**Task requirements:** Copy out all lines carrying the word "المختار".
* START *
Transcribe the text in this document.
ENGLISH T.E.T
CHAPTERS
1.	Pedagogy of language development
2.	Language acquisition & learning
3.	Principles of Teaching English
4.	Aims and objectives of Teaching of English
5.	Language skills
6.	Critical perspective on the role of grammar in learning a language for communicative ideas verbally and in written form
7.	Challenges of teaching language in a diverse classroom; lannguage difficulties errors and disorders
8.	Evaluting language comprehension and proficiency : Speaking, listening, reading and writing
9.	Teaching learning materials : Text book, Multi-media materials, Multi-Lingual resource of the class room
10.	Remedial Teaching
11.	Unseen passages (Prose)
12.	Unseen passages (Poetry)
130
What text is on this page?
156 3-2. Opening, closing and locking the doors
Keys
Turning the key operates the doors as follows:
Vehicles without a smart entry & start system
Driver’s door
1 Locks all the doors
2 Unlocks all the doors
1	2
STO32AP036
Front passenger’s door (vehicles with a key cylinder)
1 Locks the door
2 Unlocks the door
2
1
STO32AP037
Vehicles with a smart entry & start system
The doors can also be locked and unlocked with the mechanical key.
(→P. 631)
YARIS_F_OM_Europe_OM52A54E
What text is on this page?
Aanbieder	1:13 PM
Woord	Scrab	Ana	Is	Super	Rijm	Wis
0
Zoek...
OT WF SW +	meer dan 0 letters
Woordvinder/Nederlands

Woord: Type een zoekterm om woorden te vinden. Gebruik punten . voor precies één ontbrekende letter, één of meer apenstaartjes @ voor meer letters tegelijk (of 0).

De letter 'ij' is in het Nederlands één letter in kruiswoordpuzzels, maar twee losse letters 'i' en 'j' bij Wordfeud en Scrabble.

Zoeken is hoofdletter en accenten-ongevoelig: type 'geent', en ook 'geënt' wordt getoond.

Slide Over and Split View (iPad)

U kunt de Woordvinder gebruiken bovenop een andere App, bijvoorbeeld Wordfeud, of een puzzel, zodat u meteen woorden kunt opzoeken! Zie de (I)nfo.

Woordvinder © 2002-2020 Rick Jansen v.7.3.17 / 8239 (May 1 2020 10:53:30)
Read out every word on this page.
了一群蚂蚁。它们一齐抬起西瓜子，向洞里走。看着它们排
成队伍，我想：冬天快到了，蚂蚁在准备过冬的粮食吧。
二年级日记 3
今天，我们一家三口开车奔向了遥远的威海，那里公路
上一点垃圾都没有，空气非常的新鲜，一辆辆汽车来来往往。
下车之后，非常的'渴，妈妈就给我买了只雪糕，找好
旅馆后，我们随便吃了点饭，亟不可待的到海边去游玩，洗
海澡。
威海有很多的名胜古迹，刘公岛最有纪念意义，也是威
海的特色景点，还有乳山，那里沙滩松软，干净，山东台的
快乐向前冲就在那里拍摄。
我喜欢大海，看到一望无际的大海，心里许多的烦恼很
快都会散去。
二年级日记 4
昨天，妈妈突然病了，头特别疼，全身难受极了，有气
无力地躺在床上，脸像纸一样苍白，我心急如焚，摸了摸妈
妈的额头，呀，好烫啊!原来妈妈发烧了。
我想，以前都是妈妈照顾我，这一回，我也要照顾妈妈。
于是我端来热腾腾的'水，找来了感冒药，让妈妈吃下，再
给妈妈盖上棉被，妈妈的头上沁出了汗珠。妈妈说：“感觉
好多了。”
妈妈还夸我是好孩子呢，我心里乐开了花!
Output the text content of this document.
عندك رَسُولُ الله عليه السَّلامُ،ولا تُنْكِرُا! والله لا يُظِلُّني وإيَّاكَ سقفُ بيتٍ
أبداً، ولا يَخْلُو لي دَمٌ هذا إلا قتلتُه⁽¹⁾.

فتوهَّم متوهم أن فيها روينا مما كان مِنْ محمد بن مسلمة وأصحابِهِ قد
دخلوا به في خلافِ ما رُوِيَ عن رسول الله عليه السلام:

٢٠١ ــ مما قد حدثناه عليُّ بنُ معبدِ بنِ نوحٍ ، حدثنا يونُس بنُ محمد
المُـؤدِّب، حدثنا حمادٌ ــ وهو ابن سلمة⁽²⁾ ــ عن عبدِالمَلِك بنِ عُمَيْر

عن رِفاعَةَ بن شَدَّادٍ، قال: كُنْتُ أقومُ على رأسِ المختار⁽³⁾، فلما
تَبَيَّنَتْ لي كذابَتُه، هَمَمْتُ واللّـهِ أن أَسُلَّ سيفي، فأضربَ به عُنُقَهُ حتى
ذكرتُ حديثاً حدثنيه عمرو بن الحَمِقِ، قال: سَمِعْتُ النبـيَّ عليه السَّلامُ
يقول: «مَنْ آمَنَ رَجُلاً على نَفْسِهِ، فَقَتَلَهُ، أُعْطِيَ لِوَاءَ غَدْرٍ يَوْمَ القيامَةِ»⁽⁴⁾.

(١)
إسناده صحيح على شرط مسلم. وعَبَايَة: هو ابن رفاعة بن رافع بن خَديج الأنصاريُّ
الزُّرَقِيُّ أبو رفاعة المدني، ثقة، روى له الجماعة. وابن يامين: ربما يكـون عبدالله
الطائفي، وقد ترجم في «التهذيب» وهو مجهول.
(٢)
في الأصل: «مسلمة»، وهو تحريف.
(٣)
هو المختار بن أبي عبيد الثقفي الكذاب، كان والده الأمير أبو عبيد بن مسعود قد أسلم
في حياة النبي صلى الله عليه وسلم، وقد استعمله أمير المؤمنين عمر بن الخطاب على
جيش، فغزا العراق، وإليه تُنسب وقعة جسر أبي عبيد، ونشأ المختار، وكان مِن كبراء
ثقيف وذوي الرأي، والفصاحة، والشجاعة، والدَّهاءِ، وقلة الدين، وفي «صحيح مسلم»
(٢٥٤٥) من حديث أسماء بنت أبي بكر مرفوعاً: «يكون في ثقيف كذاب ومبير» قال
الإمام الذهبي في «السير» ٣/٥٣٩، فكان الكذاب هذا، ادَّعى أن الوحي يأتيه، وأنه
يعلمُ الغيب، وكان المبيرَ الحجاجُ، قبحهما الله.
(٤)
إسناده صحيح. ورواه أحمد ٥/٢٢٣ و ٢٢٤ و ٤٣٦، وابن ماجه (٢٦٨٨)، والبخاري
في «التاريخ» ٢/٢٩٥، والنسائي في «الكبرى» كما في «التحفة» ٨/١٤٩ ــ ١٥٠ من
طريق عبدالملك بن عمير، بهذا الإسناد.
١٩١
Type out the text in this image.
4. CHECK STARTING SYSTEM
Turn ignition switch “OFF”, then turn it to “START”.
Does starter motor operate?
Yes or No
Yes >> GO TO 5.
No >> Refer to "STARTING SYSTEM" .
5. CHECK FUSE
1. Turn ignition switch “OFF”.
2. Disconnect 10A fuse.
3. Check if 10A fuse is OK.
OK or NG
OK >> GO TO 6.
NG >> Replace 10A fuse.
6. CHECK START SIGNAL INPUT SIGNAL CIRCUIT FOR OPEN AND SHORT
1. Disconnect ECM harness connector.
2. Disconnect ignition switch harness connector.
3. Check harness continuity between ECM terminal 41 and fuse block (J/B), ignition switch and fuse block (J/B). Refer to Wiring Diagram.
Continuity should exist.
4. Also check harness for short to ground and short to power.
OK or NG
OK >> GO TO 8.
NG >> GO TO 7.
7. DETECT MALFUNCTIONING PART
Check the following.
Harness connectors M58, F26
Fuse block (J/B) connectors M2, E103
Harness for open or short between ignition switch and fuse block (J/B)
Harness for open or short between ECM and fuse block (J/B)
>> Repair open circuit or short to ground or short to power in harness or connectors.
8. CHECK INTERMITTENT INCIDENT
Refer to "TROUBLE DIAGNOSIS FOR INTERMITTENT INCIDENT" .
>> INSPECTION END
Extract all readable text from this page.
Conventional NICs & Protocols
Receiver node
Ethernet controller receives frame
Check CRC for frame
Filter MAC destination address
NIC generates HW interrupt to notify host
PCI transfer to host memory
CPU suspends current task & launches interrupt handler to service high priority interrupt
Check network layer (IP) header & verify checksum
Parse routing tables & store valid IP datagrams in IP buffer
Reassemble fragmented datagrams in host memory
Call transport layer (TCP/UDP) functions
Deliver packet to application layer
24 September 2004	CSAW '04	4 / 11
* END *
**Exercise answer:**
عن رِفاعَةَ بن شَدَّادٍ، قال: كُنْتُ أقومُ على رأسِ المختار⁽³⁾، فلما
هو المختار بن أبي عبيد الثقفي الكذاب، كان والده الأمير أبو عبيد بن مسعود قد أسلم
جيش، فغزا العراق، وإليه تُنسب وقعة جسر أبي عبيد، ونشأ المختار، وكان مِن كبراء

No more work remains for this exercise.